● Given problem
Look through the listing for the word "marker". Copy each line that has it.

---------- Material shown

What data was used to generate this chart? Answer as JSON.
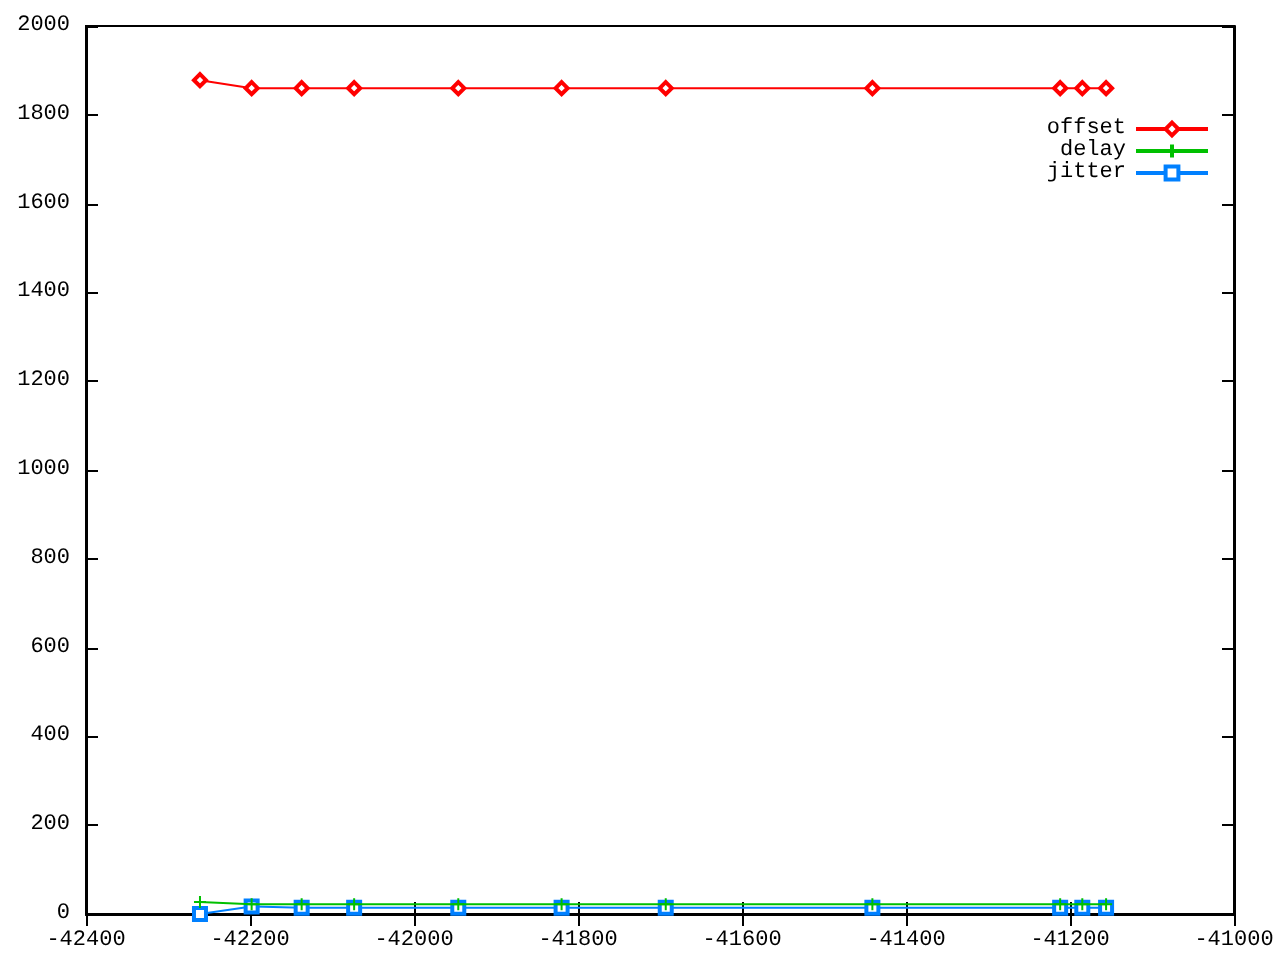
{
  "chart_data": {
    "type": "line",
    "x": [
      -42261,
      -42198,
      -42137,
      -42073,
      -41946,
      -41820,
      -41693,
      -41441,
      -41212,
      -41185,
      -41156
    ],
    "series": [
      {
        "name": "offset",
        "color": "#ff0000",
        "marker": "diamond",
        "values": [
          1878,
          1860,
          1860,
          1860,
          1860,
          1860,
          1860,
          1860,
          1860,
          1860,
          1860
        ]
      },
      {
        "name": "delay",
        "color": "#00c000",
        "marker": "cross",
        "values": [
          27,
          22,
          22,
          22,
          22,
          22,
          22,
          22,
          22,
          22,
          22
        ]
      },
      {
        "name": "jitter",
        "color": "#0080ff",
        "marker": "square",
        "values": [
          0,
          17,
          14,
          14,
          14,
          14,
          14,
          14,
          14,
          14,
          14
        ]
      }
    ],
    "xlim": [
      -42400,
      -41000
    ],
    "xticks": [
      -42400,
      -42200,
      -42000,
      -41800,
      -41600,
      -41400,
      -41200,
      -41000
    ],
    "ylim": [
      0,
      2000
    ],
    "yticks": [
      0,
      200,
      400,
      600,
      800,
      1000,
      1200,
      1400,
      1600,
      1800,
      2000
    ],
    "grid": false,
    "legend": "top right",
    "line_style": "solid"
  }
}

--------------------

● Result
        "marker": "diamond",
        "marker": "cross",
        "marker": "square",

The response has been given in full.